(begin)

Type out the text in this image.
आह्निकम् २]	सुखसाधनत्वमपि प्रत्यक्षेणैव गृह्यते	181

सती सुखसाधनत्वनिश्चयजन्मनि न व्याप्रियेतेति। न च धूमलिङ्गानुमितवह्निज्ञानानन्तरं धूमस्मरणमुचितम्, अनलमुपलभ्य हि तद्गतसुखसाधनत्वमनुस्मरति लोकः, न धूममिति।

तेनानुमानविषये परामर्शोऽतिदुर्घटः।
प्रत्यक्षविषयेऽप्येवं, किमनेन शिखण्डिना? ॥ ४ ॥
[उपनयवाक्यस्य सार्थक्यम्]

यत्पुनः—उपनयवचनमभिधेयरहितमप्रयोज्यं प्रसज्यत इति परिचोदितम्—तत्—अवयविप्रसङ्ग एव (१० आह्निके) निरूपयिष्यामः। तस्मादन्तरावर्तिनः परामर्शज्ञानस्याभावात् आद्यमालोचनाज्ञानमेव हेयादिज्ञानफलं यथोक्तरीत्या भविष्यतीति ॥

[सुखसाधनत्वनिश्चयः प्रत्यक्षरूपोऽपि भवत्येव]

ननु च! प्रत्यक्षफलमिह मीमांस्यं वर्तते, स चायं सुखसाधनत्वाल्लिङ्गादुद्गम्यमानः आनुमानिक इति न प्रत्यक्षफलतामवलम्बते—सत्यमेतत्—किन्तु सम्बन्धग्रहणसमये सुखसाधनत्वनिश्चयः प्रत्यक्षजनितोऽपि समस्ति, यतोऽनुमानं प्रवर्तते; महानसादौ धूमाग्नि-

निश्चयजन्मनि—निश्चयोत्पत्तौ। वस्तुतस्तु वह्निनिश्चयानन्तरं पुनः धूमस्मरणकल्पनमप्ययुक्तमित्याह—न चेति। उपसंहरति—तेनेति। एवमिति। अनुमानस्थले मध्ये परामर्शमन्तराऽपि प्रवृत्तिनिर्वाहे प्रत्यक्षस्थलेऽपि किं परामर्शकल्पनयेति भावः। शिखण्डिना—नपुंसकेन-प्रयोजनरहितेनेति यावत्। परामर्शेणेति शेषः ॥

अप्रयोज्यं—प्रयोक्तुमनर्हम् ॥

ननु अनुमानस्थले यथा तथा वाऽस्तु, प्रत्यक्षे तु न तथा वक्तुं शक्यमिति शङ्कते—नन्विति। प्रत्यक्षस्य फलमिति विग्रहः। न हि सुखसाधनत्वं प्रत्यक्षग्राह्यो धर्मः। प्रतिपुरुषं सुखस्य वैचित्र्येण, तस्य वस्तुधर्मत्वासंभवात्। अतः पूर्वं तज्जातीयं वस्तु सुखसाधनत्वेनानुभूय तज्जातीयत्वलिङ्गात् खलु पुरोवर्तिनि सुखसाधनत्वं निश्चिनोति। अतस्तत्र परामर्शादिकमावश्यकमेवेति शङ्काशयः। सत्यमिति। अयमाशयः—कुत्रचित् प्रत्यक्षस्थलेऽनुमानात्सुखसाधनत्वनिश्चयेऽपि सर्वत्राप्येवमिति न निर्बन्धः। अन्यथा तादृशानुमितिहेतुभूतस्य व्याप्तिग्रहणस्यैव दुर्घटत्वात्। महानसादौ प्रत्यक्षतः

(end)

WHAT YOU ARE ASKED TO DO: Copy every record exactly as presented.

ANSWER TO THE TASK:
Type out the text in this image.
आह्निकम् २]	सुखसाधनत्वमपि प्रत्यक्षेणैव गृह्यते	181

सती सुखसाधनत्वनिश्चयजन्मनि न व्याप्रियेतेति। न च धूमलिङ्गानुमितवह्निज्ञानानन्तरं धूमस्मरणमुचितम्, अनलमुपलभ्य हि तद्गतसुखसाधनत्वमनुस्मरति लोकः, न धूममिति।

तेनानुमानविषये परामर्शोऽतिदुर्घटः।
प्रत्यक्षविषयेऽप्येवं, किमनेन शिखण्डिना? ॥ ४ ॥
[उपनयवाक्यस्य सार्थक्यम्]

यत्पुनः—उपनयवचनमभिधेयरहितमप्रयोज्यं प्रसज्यत इति परिचोदितम्—तत्—अवयविप्रसङ्ग एव (१० आह्निके) निरूपयिष्यामः। तस्मादन्तरावर्तिनः परामर्शज्ञानस्याभावात् आद्यमालोचनाज्ञानमेव हेयादिज्ञानफलं यथोक्तरीत्या भविष्यतीति ॥

[सुखसाधनत्वनिश्चयः प्रत्यक्षरूपोऽपि भवत्येव]

ननु च! प्रत्यक्षफलमिह मीमांस्यं वर्तते, स चायं सुखसाधनत्वाल्लिङ्गादुद्गम्यमानः आनुमानिक इति न प्रत्यक्षफलतामवलम्बते—सत्यमेतत्—किन्तु सम्बन्धग्रहणसमये सुखसाधनत्वनिश्चयः प्रत्यक्षजनितोऽपि समस्ति, यतोऽनुमानं प्रवर्तते; महानसादौ धूमाग्नि-

निश्चयजन्मनि—निश्चयोत्पत्तौ। वस्तुतस्तु वह्निनिश्चयानन्तरं पुनः धूमस्मरणकल्पनमप्ययुक्तमित्याह—न चेति। उपसंहरति—तेनेति। एवमिति। अनुमानस्थले मध्ये परामर्शमन्तराऽपि प्रवृत्तिनिर्वाहे प्रत्यक्षस्थलेऽपि किं परामर्शकल्पनयेति भावः। शिखण्डिना—नपुंसकेन-प्रयोजनरहितेनेति यावत्। परामर्शेणेति शेषः ॥

अप्रयोज्यं—प्रयोक्तुमनर्हम् ॥

ननु अनुमानस्थले यथा तथा वाऽस्तु, प्रत्यक्षे तु न तथा वक्तुं शक्यमिति शङ्कते—नन्विति। प्रत्यक्षस्य फलमिति विग्रहः। न हि सुखसाधनत्वं प्रत्यक्षग्राह्यो धर्मः। प्रतिपुरुषं सुखस्य वैचित्र्येण, तस्य वस्तुधर्मत्वासंभवात्। अतः पूर्वं तज्जातीयं वस्तु सुखसाधनत्वेनानुभूय तज्जातीयत्वलिङ्गात् खलु पुरोवर्तिनि सुखसाधनत्वं निश्चिनोति। अतस्तत्र परामर्शादिकमावश्यकमेवेति शङ्काशयः। सत्यमिति। अयमाशयः—कुत्रचित् प्रत्यक्षस्थलेऽनुमानात्सुखसाधनत्वनिश्चयेऽपि सर्वत्राप्येवमिति न निर्बन्धः। अन्यथा तादृशानुमितिहेतुभूतस्य व्याप्तिग्रहणस्यैव दुर्घटत्वात्। महानसादौ प्रत्यक्षतः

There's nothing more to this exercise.